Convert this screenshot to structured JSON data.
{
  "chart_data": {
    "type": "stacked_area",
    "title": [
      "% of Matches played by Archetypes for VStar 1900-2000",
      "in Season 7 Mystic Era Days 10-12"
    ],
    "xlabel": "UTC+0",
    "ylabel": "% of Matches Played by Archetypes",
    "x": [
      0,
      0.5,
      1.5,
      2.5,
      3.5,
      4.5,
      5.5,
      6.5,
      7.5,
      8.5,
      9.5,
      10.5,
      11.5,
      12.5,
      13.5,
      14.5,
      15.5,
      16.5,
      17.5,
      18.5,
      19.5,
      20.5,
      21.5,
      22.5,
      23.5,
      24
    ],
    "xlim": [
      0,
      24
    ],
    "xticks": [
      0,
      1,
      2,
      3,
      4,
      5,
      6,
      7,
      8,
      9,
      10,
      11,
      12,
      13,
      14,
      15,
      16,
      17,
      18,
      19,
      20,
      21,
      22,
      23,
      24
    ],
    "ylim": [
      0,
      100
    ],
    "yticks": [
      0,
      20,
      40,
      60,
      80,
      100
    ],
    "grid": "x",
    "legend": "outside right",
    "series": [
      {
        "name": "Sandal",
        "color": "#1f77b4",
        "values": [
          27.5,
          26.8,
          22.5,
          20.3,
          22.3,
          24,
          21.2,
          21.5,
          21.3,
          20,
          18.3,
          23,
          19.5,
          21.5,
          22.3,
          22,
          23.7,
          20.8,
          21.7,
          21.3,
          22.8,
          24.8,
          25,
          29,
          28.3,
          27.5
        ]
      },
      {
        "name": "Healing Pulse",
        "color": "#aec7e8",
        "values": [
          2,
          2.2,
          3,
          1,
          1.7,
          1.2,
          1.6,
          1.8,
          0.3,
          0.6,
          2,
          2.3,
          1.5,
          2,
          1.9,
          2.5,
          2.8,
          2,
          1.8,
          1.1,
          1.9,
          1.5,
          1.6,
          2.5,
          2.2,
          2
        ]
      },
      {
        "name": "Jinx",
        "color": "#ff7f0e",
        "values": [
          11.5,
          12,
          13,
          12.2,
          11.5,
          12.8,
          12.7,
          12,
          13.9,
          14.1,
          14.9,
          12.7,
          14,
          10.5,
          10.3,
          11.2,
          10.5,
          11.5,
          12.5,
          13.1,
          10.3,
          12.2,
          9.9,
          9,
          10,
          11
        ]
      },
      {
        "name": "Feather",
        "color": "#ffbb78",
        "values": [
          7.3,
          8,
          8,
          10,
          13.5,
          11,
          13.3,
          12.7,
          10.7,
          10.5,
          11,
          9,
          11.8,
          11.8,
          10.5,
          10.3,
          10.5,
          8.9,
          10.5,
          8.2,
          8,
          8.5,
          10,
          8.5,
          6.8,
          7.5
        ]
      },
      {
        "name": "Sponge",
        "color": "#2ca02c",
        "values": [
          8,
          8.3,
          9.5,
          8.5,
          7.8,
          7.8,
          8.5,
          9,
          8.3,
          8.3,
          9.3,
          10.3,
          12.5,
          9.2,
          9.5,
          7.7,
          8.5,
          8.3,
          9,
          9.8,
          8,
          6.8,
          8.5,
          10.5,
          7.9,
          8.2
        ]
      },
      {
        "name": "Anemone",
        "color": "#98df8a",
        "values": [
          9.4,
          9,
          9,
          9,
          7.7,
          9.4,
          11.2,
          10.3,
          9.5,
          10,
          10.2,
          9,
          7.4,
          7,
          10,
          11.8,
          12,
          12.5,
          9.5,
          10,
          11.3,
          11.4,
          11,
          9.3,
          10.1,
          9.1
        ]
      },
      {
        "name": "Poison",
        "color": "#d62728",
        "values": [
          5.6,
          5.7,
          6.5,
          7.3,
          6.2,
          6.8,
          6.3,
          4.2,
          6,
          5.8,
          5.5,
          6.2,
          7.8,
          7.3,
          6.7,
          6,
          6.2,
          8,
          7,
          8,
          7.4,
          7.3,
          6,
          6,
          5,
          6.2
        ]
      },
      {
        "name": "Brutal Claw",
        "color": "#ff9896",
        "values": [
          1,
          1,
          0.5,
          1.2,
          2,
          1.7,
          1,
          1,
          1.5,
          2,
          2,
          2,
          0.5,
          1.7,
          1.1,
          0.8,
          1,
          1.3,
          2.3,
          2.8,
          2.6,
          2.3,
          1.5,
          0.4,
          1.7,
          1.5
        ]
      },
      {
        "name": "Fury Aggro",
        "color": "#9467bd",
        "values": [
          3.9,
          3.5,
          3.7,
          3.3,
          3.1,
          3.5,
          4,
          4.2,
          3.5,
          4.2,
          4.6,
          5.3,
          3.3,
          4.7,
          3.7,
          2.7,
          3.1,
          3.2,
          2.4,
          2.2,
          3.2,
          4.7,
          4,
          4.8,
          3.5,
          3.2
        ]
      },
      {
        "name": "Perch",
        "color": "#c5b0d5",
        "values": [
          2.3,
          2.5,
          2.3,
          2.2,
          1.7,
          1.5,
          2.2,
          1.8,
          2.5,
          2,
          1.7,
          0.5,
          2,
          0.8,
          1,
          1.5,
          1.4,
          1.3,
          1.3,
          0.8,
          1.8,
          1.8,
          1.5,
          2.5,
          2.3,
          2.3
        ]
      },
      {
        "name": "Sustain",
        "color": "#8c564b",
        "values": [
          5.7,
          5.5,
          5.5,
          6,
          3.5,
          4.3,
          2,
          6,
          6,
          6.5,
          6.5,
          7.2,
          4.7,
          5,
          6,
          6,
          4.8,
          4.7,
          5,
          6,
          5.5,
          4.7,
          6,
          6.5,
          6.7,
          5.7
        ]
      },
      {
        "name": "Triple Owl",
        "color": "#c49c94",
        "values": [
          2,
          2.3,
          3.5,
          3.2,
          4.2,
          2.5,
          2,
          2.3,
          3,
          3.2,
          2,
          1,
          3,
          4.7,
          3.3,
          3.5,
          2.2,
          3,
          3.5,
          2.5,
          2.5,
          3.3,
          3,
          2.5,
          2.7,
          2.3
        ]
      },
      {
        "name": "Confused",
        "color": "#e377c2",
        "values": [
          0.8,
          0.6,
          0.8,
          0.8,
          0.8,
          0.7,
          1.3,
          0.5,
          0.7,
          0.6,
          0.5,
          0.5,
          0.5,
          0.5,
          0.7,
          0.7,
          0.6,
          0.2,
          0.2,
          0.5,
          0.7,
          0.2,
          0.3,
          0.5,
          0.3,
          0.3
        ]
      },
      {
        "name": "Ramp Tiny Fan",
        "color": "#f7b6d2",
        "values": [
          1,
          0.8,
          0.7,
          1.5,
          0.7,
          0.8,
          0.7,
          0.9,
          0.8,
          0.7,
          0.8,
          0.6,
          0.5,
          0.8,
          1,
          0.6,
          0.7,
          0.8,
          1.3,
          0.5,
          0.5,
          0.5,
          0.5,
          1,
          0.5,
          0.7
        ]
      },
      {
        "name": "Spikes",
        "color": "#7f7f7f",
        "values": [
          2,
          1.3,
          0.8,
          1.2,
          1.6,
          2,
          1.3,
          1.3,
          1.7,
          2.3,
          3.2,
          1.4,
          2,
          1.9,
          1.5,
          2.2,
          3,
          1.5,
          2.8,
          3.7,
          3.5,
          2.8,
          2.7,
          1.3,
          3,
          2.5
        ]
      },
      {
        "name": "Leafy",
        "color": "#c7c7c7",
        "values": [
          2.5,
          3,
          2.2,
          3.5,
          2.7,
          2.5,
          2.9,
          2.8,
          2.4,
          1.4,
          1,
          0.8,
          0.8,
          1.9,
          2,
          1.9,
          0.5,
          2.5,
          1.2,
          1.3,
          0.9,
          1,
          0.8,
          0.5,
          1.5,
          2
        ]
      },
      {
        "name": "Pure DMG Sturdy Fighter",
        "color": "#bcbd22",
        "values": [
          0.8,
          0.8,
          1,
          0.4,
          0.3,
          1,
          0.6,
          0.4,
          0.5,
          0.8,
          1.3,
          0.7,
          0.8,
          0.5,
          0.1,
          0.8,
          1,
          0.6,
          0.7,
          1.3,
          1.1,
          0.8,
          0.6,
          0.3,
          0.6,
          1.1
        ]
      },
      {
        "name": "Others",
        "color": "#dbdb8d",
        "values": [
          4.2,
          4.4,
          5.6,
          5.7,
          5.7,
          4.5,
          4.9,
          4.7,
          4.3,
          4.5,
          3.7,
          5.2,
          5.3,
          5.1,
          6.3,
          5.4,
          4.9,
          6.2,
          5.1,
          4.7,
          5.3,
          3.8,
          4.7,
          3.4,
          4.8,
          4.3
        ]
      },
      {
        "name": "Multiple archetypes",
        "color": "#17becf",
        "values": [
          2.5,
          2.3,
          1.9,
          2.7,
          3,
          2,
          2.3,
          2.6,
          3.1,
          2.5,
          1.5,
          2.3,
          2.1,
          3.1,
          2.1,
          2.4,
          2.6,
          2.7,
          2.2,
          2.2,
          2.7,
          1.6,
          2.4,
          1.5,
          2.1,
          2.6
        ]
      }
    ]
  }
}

● Work to complete
Search the records for the string "Matches" and return every line in which it occurs.

● Task answer
      "% of Matches played by Archetypes for VStar 1900-2000",
    "ylabel": "% of Matches Played by Archetypes",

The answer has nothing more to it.